Collection entries
····················

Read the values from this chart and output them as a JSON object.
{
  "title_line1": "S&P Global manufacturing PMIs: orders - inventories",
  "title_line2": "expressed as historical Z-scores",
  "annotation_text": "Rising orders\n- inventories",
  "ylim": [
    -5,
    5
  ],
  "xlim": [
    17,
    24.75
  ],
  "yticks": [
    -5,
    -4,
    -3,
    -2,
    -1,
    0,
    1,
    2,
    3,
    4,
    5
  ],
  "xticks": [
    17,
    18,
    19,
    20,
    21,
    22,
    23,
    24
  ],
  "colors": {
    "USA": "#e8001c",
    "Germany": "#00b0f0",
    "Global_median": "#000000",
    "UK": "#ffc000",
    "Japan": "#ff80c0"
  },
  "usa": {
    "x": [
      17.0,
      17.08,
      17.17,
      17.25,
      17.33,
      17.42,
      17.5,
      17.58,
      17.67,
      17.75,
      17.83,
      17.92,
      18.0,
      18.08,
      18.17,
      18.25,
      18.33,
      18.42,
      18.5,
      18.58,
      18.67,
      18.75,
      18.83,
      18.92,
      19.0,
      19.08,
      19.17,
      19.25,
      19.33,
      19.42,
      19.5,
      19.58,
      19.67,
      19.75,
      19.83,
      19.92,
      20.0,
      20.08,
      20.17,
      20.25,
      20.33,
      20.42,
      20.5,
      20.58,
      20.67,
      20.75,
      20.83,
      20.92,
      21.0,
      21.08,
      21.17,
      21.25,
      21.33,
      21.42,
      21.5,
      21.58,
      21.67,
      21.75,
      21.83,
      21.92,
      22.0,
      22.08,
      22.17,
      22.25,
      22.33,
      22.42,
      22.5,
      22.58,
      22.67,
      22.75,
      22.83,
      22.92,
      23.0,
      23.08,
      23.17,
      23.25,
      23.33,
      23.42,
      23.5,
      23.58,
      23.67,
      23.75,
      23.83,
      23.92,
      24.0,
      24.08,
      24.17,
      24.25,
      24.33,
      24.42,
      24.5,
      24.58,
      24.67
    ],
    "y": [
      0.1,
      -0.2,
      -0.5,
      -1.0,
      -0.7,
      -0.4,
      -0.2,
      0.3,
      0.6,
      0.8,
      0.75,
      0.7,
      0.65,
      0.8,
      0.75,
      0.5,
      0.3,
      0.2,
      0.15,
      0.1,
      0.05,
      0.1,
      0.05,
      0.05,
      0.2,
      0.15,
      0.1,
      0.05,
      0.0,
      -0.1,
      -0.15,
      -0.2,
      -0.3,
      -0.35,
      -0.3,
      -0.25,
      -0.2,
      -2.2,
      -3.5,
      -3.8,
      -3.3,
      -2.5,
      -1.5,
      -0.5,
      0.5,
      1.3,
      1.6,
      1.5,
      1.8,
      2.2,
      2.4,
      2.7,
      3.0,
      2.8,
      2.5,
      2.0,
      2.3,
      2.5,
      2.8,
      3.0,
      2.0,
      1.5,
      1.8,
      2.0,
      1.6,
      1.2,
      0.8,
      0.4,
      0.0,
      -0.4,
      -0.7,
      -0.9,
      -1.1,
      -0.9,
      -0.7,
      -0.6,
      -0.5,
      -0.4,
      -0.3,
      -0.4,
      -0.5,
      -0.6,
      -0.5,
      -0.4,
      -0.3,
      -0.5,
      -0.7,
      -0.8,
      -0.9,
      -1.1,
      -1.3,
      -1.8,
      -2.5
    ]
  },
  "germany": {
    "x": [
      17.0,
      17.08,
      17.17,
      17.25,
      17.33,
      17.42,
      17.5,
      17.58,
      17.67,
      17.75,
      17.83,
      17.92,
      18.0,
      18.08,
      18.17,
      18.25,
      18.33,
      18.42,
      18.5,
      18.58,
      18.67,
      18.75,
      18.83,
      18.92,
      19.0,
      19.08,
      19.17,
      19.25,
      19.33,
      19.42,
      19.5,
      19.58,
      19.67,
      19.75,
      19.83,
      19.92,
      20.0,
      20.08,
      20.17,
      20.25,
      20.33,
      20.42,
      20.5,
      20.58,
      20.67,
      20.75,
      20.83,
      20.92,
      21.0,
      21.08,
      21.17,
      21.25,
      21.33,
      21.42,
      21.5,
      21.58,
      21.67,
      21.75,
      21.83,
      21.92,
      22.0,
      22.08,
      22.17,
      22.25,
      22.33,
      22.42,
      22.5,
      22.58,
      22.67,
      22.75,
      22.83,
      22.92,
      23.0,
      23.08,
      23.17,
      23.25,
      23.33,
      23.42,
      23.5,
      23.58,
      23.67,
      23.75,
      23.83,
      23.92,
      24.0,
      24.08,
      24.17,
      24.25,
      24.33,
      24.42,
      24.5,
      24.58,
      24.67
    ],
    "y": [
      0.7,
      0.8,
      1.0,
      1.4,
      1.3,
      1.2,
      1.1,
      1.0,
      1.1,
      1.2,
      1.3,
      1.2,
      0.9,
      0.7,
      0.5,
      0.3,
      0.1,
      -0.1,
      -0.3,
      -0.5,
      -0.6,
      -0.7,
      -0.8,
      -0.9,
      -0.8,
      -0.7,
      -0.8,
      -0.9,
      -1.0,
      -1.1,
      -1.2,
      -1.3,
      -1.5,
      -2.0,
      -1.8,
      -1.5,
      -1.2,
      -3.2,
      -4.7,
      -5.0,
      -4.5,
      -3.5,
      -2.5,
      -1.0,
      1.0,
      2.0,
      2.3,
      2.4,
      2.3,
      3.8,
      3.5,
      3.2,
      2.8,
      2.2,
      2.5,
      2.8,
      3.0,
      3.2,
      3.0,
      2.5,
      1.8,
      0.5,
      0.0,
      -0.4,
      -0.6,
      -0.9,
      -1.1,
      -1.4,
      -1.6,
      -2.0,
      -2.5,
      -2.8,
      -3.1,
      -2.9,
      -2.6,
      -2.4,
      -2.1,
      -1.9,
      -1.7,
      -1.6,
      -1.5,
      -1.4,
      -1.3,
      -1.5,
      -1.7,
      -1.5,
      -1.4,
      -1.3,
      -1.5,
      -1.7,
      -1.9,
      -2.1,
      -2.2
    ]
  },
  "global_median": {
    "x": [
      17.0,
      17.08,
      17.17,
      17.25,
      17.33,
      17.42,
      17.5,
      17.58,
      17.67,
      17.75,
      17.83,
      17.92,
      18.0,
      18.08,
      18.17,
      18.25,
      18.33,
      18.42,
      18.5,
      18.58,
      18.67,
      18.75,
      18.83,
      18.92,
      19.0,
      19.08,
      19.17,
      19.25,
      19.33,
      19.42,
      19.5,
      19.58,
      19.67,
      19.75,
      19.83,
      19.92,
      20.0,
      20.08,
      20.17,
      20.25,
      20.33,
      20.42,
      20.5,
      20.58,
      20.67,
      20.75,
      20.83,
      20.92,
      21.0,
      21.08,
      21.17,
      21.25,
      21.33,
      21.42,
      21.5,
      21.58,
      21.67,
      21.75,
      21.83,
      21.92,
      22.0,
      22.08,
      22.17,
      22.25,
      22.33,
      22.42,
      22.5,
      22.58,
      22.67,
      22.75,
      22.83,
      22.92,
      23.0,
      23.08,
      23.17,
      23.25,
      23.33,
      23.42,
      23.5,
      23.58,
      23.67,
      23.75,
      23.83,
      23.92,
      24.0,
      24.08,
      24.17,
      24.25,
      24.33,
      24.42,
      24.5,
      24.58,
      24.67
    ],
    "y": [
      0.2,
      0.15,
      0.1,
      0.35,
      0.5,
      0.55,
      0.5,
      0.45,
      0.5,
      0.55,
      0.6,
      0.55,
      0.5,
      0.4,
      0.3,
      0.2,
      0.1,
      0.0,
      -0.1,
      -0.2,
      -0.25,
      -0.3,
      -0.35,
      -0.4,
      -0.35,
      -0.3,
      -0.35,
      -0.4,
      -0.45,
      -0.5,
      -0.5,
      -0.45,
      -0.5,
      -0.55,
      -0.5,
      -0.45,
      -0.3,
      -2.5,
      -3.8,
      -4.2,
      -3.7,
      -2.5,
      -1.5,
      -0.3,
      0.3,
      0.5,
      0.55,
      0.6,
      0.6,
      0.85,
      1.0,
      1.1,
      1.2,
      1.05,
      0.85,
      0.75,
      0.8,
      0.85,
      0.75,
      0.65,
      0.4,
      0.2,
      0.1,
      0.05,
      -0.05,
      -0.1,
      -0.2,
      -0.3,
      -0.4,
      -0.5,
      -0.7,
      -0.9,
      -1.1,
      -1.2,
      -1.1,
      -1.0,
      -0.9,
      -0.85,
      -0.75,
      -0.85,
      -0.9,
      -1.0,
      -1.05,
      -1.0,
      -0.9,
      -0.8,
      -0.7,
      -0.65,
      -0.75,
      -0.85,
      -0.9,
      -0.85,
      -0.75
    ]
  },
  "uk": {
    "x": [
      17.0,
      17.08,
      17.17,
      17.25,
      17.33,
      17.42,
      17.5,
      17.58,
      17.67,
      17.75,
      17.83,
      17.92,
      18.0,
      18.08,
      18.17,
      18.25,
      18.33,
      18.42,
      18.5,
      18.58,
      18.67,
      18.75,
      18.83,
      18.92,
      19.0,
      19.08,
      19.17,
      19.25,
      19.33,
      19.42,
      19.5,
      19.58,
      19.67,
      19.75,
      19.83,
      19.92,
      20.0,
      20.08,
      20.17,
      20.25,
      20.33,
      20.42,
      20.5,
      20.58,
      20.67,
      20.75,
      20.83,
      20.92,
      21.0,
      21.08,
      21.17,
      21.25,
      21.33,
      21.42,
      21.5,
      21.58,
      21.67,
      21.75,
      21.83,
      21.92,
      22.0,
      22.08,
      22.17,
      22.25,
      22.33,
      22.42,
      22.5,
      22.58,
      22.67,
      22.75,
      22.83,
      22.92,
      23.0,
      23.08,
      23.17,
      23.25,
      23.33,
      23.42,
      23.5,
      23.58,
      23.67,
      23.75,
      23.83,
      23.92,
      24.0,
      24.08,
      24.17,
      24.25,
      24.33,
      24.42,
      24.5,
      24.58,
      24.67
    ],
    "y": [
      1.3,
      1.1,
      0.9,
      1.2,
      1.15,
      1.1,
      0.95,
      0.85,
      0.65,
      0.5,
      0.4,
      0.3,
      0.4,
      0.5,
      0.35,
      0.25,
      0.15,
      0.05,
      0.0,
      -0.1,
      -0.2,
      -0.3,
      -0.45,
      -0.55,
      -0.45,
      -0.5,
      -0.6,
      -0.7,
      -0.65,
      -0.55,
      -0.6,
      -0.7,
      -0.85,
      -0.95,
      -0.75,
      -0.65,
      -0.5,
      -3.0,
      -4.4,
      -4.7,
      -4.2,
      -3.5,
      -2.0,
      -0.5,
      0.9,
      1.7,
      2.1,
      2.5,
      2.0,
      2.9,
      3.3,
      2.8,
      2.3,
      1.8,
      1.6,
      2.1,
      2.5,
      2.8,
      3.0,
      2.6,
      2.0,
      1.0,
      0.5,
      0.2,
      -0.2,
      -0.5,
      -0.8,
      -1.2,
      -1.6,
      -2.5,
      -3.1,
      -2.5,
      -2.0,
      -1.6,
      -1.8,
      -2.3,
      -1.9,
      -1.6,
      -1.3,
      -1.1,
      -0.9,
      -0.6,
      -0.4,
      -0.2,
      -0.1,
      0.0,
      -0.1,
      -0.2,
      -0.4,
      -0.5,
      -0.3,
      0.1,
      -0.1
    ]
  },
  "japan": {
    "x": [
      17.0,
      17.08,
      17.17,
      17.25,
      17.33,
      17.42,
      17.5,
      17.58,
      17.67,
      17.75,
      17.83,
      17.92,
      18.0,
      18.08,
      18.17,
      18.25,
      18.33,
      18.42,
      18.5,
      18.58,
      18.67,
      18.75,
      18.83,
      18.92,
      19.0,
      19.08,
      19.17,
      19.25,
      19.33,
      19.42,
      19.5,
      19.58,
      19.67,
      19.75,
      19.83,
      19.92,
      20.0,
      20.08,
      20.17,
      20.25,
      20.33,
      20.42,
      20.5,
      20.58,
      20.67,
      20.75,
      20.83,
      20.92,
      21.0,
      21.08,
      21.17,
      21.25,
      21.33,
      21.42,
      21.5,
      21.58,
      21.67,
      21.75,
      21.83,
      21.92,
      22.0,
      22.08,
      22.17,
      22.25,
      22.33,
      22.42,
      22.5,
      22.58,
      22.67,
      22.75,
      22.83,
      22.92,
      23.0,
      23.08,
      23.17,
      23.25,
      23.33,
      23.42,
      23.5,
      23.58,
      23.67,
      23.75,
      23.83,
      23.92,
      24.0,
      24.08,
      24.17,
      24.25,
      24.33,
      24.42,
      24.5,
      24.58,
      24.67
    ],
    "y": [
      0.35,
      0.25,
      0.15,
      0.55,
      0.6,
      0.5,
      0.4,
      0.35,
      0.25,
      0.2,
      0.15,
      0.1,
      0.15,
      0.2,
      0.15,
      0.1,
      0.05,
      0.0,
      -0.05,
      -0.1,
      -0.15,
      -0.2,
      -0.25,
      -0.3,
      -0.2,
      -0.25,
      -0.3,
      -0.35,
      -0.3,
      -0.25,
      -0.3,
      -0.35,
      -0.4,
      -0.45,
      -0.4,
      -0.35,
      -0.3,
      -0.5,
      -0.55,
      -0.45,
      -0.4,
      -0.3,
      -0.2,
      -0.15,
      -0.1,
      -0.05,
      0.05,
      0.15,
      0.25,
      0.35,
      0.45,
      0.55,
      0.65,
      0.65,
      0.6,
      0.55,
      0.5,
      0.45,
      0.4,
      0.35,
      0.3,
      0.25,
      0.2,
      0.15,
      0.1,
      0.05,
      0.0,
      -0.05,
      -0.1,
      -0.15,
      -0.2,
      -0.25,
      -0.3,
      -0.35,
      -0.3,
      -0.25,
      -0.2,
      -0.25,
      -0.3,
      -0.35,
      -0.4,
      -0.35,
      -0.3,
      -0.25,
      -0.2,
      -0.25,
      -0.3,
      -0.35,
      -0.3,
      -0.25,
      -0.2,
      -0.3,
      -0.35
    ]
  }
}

····················

● Your task
Of all the lines in the entries, how many contain the word "orders"? Give only the number.

● Correct output
2